- **TO BE DONE**: Copy every record exactly, and keep the pictures out.

- **GIVEN ENTRIES**:
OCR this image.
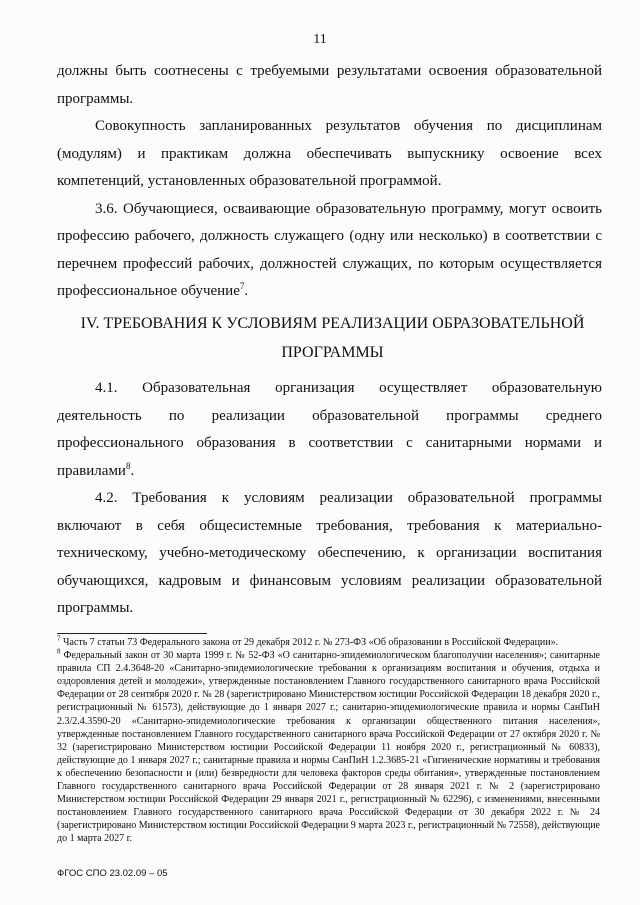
11

должны быть соотнесены с требуемыми результатами освоения образовательной программы.

Совокупность запланированных результатов обучения по дисциплинам (модулям) и практикам должна обеспечивать выпускнику освоение всех компетенций, установленных образовательной программой.

3.6. Обучающиеся, осваивающие образовательную программу, могут освоить профессию рабочего, должность служащего (одну или несколько) в соответствии с перечнем профессий рабочих, должностей служащих, по которым осуществляется профессиональное обучение$^7$.

IV. ТРЕБОВАНИЯ К УСЛОВИЯМ РЕАЛИЗАЦИИ ОБРАЗОВАТЕЛЬНОЙ
ПРОГРАММЫ

4.1. Образовательная организация осуществляет образовательную деятельность по реализации образовательной программы среднего профессионального образования в соответствии с санитарными нормами и правилами$^8$.

4.2. Требования к условиям реализации образовательной программы включают в себя общесистемные требования, требования к материально-техническому, учебно-методическому обеспечению, к организации воспитания обучающихся, кадровым и финансовым условиям реализации образовательной программы.

$^7$ Часть 7 статьи 73 Федерального закона от 29 декабря 2012 г. № 273-ФЗ «Об образовании в Российской Федерации».

$^8$ Федеральный закон от 30 марта 1999 г. № 52-ФЗ «О санитарно-эпидемиологическом благополучии населения»; санитарные правила СП 2.4.3648-20 «Санитарно-эпидемиологические требования к организациям воспитания и обучения, отдыха и оздоровления детей и молодежи», утвержденные постановлением Главного государственного санитарного врача Российской Федерации от 28 сентября 2020 г. № 28 (зарегистрировано Министерством юстиции Российской Федерации 18 декабря 2020 г., регистрационный № 61573), действующие до 1 января 2027 г.; санитарно-эпидемиологические правила и нормы СанПиН 2.3/2.4.3590-20 «Санитарно-эпидемиологические требования к организации общественного питания населения», утвержденные постановлением Главного государственного санитарного врача Российской Федерации от 27 октября 2020 г. № 32 (зарегистрировано Министерством юстиции Российской Федерации 11 ноября 2020 г., регистрационный № 60833), действующие до 1 января 2027 г.; санитарные правила и нормы СанПиН 1.2.3685-21 «Гигиенические нормативы и требования к обеспечению безопасности и (или) безвредности для человека факторов среды обитания», утвержденные постановлением Главного государственного санитарного врача Российской Федерации от 28 января 2021 г. № 2 (зарегистрировано Министерством юстиции Российской Федерации 29 января 2021 г., регистрационный № 62296), с изменениями, внесенными постановлением Главного государственного санитарного врача Российской Федерации от 30 декабря 2022 г. № 24 (зарегистрировано Министерством юстиции Российской Федерации 9 марта 2023 г., регистрационный № 72558), действующие до 1 марта 2027 г.

ФГОС СПО 23.02.09 – 05
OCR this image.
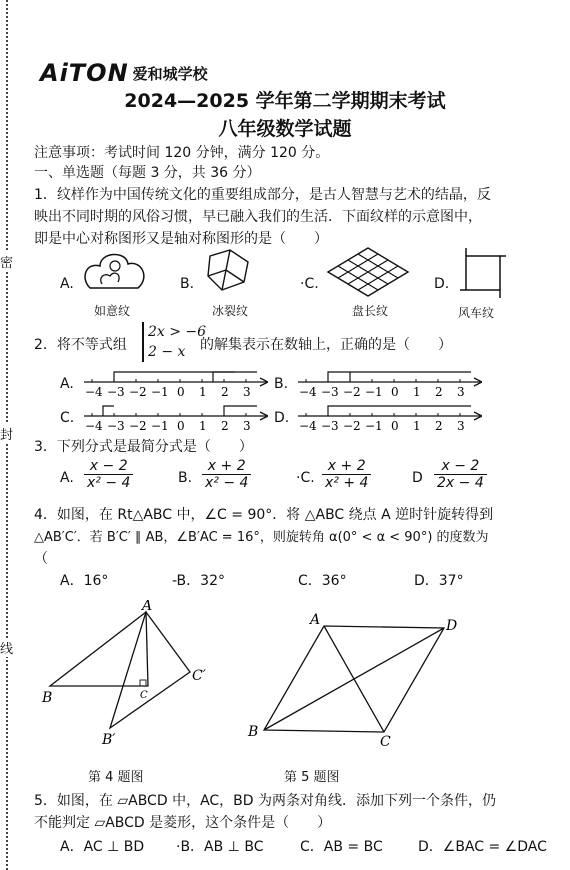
密
封
线
AiTON 爱和城学校
2024—2025 学年第二学期期末考试
八年级数学试题
注意事项：考试时间 120 分钟，满分 120 分。
一、单选题（每题 3 分，共 36 分）
1．纹样作为中国传统文化的重要组成部分，是古人智慧与艺术的结晶，反
映出不同时期的风俗习惯，早已融入我们的生活．下面纹样的示意图中，
即是中心对称图形又是轴对称图形的是（　　）
A.
如意纹
B.
冰裂纹
·C.
盘长纹
D.
风车纹
2．将不等式组
2x > −6
2 − x	的解集表示在数轴上，正确的是（　　）
A.	B.
C.	D.
−4 −3 −2 −1 0 1 2 3	−4 −3 −2 −1 0 1 2 3
−4 −3 −2 −1 0 1 2 3	−4 −3 −2 −1 0 1 2 3
3．下列分式是最简分式是（　　）
A. $\frac{x - 2}{\text{x² − 4}}$	B. $\frac{x + 2}{\text{x² − 4}}$	·C. $\frac{x + 2}{\text{x² + 4}}$	D $\frac{x - 2}{2x - 4}$
4．如图，在 Rt△ABC 中，∠C = 90°．将 △ABC 绕点 A 逆时针旋转得到
△AB′C′．若 B′C′ ∥ AB，∠B′AC = 16°，则旋转角 α(0° < α < 90°) 的度数为
（
A．16°	-B．32°	C．36°	D．37°
A
B	C
C′
B′
第 4 题图
A	D
B
C
第 5 题图
5．如图，在 ▱ABCD 中，AC，BD 为两条对角线．添加下列一个条件，仍
不能判定 ▱ABCD 是菱形，这个条件是（　　）
A．AC ⊥ BD ·B．AB ⊥ BC	C．AB = BC	D．∠BAC = ∠DAC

- **WRITTEN ANSWER**:
OCR this image.
11

должны быть соотнесены с требуемыми результатами освоения образовательной программы.

Совокупность запланированных результатов обучения по дисциплинам (модулям) и практикам должна обеспечивать выпускнику освоение всех компетенций, установленных образовательной программой.

3.6. Обучающиеся, осваивающие образовательную программу, могут освоить профессию рабочего, должность служащего (одну или несколько) в соответствии с перечнем профессий рабочих, должностей служащих, по которым осуществляется профессиональное обучение$^7$.

IV. ТРЕБОВАНИЯ К УСЛОВИЯМ РЕАЛИЗАЦИИ ОБРАЗОВАТЕЛЬНОЙ
ПРОГРАММЫ

4.1. Образовательная организация осуществляет образовательную деятельность по реализации образовательной программы среднего профессионального образования в соответствии с санитарными нормами и правилами$^8$.

4.2. Требования к условиям реализации образовательной программы включают в себя общесистемные требования, требования к материально-техническому, учебно-методическому обеспечению, к организации воспитания обучающихся, кадровым и финансовым условиям реализации образовательной программы.

$^7$ Часть 7 статьи 73 Федерального закона от 29 декабря 2012 г. № 273-ФЗ «Об образовании в Российской Федерации».

$^8$ Федеральный закон от 30 марта 1999 г. № 52-ФЗ «О санитарно-эпидемиологическом благополучии населения»; санитарные правила СП 2.4.3648-20 «Санитарно-эпидемиологические требования к организациям воспитания и обучения, отдыха и оздоровления детей и молодежи», утвержденные постановлением Главного государственного санитарного врача Российской Федерации от 28 сентября 2020 г. № 28 (зарегистрировано Министерством юстиции Российской Федерации 18 декабря 2020 г., регистрационный № 61573), действующие до 1 января 2027 г.; санитарно-эпидемиологические правила и нормы СанПиН 2.3/2.4.3590-20 «Санитарно-эпидемиологические требования к организации общественного питания населения», утвержденные постановлением Главного государственного санитарного врача Российской Федерации от 27 октября 2020 г. № 32 (зарегистрировано Министерством юстиции Российской Федерации 11 ноября 2020 г., регистрационный № 60833), действующие до 1 января 2027 г.; санитарные правила и нормы СанПиН 1.2.3685-21 «Гигиенические нормативы и требования к обеспечению безопасности и (или) безвредности для человека факторов среды обитания», утвержденные постановлением Главного государственного санитарного врача Российской Федерации от 28 января 2021 г. № 2 (зарегистрировано Министерством юстиции Российской Федерации 29 января 2021 г., регистрационный № 62296), с изменениями, внесенными постановлением Главного государственного санитарного врача Российской Федерации от 30 декабря 2022 г. № 24 (зарегистрировано Министерством юстиции Российской Федерации 9 марта 2023 г., регистрационный № 72558), действующие до 1 марта 2027 г.

ФГОС СПО 23.02.09 – 05
OCR this image.
密
封
线
AiTON 爱和城学校
2024—2025 学年第二学期期末考试
八年级数学试题
注意事项：考试时间 120 分钟，满分 120 分。
一、单选题（每题 3 分，共 36 分）
1．纹样作为中国传统文化的重要组成部分，是古人智慧与艺术的结晶，反
映出不同时期的风俗习惯，早已融入我们的生活．下面纹样的示意图中，
即是中心对称图形又是轴对称图形的是（　　）
A.
如意纹
B.
冰裂纹
·C.
盘长纹
D.
风车纹
2．将不等式组
2x > −6
2 − x	的解集表示在数轴上，正确的是（　　）
A.	B.
C.	D.
−4 −3 −2 −1 0 1 2 3	−4 −3 −2 −1 0 1 2 3
−4 −3 −2 −1 0 1 2 3	−4 −3 −2 −1 0 1 2 3
3．下列分式是最简分式是（　　）
A. $\frac{x - 2}{\text{x² − 4}}$	B. $\frac{x + 2}{\text{x² − 4}}$	·C. $\frac{x + 2}{\text{x² + 4}}$	D $\frac{x - 2}{2x - 4}$
4．如图，在 Rt△ABC 中，∠C = 90°．将 △ABC 绕点 A 逆时针旋转得到
△AB′C′．若 B′C′ ∥ AB，∠B′AC = 16°，则旋转角 α(0° < α < 90°) 的度数为
（
A．16°	-B．32°	C．36°	D．37°
A
B	C
C′
B′
第 4 题图
A	D
B
C
第 5 题图
5．如图，在 ▱ABCD 中，AC，BD 为两条对角线．添加下列一个条件，仍
不能判定 ▱ABCD 是菱形，这个条件是（　　）
A．AC ⊥ BD ·B．AB ⊥ BC	C．AB = BC	D．∠BAC = ∠DAC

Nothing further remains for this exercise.